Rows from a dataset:
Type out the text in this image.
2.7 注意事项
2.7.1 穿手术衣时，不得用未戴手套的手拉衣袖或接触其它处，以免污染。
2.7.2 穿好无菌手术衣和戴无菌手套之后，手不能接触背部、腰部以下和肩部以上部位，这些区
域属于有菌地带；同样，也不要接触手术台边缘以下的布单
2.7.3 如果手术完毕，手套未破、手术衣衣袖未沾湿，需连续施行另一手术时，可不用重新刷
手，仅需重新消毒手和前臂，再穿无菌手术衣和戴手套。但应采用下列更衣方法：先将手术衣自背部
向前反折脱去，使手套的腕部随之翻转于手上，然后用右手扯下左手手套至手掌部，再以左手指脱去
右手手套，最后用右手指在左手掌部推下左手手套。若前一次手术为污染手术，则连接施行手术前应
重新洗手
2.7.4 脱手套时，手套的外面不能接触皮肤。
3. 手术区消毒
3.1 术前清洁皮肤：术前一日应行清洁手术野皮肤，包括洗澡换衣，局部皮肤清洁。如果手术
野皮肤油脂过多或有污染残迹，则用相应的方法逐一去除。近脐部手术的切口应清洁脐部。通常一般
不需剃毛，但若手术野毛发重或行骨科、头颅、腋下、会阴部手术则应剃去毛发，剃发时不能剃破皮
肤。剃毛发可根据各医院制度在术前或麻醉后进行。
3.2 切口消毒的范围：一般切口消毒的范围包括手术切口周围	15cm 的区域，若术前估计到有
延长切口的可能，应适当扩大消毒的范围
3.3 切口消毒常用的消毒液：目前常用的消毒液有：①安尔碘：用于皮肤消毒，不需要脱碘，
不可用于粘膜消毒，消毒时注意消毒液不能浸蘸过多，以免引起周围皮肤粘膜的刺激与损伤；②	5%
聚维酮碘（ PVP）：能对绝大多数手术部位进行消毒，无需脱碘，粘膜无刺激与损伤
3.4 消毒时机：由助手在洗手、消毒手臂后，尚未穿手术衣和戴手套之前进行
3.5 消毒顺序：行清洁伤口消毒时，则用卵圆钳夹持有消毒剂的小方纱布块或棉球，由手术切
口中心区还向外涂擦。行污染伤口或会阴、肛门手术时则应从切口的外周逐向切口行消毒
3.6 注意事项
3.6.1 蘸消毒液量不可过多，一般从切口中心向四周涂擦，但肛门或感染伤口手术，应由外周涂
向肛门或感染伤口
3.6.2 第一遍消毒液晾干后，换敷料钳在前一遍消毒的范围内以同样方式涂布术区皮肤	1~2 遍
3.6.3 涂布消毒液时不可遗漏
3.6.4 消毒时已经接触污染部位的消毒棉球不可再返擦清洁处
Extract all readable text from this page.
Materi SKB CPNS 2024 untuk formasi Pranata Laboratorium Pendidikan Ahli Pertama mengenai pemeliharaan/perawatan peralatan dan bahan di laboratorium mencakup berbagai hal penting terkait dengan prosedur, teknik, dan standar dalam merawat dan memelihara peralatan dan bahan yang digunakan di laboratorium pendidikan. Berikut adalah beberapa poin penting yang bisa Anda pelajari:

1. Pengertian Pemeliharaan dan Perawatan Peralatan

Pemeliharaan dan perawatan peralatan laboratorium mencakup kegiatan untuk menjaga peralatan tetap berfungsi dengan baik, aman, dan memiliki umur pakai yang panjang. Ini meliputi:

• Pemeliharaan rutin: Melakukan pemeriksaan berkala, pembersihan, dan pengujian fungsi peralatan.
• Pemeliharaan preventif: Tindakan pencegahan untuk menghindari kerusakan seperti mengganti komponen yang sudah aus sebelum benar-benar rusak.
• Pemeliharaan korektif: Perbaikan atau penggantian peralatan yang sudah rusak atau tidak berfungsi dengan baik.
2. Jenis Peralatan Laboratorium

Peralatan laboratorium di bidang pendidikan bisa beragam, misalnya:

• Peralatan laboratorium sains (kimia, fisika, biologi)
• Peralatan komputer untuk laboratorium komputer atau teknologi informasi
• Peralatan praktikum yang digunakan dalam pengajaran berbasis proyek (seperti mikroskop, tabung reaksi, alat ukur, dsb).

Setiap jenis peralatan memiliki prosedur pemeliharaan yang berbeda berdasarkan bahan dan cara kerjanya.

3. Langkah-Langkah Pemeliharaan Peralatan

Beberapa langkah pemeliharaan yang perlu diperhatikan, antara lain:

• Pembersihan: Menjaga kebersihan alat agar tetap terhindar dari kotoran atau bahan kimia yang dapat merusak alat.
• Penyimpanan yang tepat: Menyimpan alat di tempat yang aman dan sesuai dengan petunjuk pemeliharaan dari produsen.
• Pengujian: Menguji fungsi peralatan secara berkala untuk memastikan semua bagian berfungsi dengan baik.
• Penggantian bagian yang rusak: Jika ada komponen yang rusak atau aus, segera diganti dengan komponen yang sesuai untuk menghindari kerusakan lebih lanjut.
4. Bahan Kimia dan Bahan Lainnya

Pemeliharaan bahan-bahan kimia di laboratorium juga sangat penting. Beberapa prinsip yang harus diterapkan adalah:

## TASK DIRECTIONS
Using the entries above, please restate each one word for word.

## FULL ANSWER
Type out the text in this image.
2.7 注意事项
2.7.1 穿手术衣时，不得用未戴手套的手拉衣袖或接触其它处，以免污染。
2.7.2 穿好无菌手术衣和戴无菌手套之后，手不能接触背部、腰部以下和肩部以上部位，这些区
域属于有菌地带；同样，也不要接触手术台边缘以下的布单
2.7.3 如果手术完毕，手套未破、手术衣衣袖未沾湿，需连续施行另一手术时，可不用重新刷
手，仅需重新消毒手和前臂，再穿无菌手术衣和戴手套。但应采用下列更衣方法：先将手术衣自背部
向前反折脱去，使手套的腕部随之翻转于手上，然后用右手扯下左手手套至手掌部，再以左手指脱去
右手手套，最后用右手指在左手掌部推下左手手套。若前一次手术为污染手术，则连接施行手术前应
重新洗手
2.7.4 脱手套时，手套的外面不能接触皮肤。
3. 手术区消毒
3.1 术前清洁皮肤：术前一日应行清洁手术野皮肤，包括洗澡换衣，局部皮肤清洁。如果手术
野皮肤油脂过多或有污染残迹，则用相应的方法逐一去除。近脐部手术的切口应清洁脐部。通常一般
不需剃毛，但若手术野毛发重或行骨科、头颅、腋下、会阴部手术则应剃去毛发，剃发时不能剃破皮
肤。剃毛发可根据各医院制度在术前或麻醉后进行。
3.2 切口消毒的范围：一般切口消毒的范围包括手术切口周围	15cm 的区域，若术前估计到有
延长切口的可能，应适当扩大消毒的范围
3.3 切口消毒常用的消毒液：目前常用的消毒液有：①安尔碘：用于皮肤消毒，不需要脱碘，
不可用于粘膜消毒，消毒时注意消毒液不能浸蘸过多，以免引起周围皮肤粘膜的刺激与损伤；②	5%
聚维酮碘（ PVP）：能对绝大多数手术部位进行消毒，无需脱碘，粘膜无刺激与损伤
3.4 消毒时机：由助手在洗手、消毒手臂后，尚未穿手术衣和戴手套之前进行
3.5 消毒顺序：行清洁伤口消毒时，则用卵圆钳夹持有消毒剂的小方纱布块或棉球，由手术切
口中心区还向外涂擦。行污染伤口或会阴、肛门手术时则应从切口的外周逐向切口行消毒
3.6 注意事项
3.6.1 蘸消毒液量不可过多，一般从切口中心向四周涂擦，但肛门或感染伤口手术，应由外周涂
向肛门或感染伤口
3.6.2 第一遍消毒液晾干后，换敷料钳在前一遍消毒的范围内以同样方式涂布术区皮肤	1~2 遍
3.6.3 涂布消毒液时不可遗漏
3.6.4 消毒时已经接触污染部位的消毒棉球不可再返擦清洁处
Extract all readable text from this page.
Materi SKB CPNS 2024 untuk formasi Pranata Laboratorium Pendidikan Ahli Pertama mengenai pemeliharaan/perawatan peralatan dan bahan di laboratorium mencakup berbagai hal penting terkait dengan prosedur, teknik, dan standar dalam merawat dan memelihara peralatan dan bahan yang digunakan di laboratorium pendidikan. Berikut adalah beberapa poin penting yang bisa Anda pelajari:

1. Pengertian Pemeliharaan dan Perawatan Peralatan

Pemeliharaan dan perawatan peralatan laboratorium mencakup kegiatan untuk menjaga peralatan tetap berfungsi dengan baik, aman, dan memiliki umur pakai yang panjang. Ini meliputi:

• Pemeliharaan rutin: Melakukan pemeriksaan berkala, pembersihan, dan pengujian fungsi peralatan.
• Pemeliharaan preventif: Tindakan pencegahan untuk menghindari kerusakan seperti mengganti komponen yang sudah aus sebelum benar-benar rusak.
• Pemeliharaan korektif: Perbaikan atau penggantian peralatan yang sudah rusak atau tidak berfungsi dengan baik.
2. Jenis Peralatan Laboratorium

Peralatan laboratorium di bidang pendidikan bisa beragam, misalnya:

• Peralatan laboratorium sains (kimia, fisika, biologi)
• Peralatan komputer untuk laboratorium komputer atau teknologi informasi
• Peralatan praktikum yang digunakan dalam pengajaran berbasis proyek (seperti mikroskop, tabung reaksi, alat ukur, dsb).

Setiap jenis peralatan memiliki prosedur pemeliharaan yang berbeda berdasarkan bahan dan cara kerjanya.

3. Langkah-Langkah Pemeliharaan Peralatan

Beberapa langkah pemeliharaan yang perlu diperhatikan, antara lain:

• Pembersihan: Menjaga kebersihan alat agar tetap terhindar dari kotoran atau bahan kimia yang dapat merusak alat.
• Penyimpanan yang tepat: Menyimpan alat di tempat yang aman dan sesuai dengan petunjuk pemeliharaan dari produsen.
• Pengujian: Menguji fungsi peralatan secara berkala untuk memastikan semua bagian berfungsi dengan baik.
• Penggantian bagian yang rusak: Jika ada komponen yang rusak atau aus, segera diganti dengan komponen yang sesuai untuk menghindari kerusakan lebih lanjut.
4. Bahan Kimia dan Bahan Lainnya

Pemeliharaan bahan-bahan kimia di laboratorium juga sangat penting. Beberapa prinsip yang harus diterapkan adalah:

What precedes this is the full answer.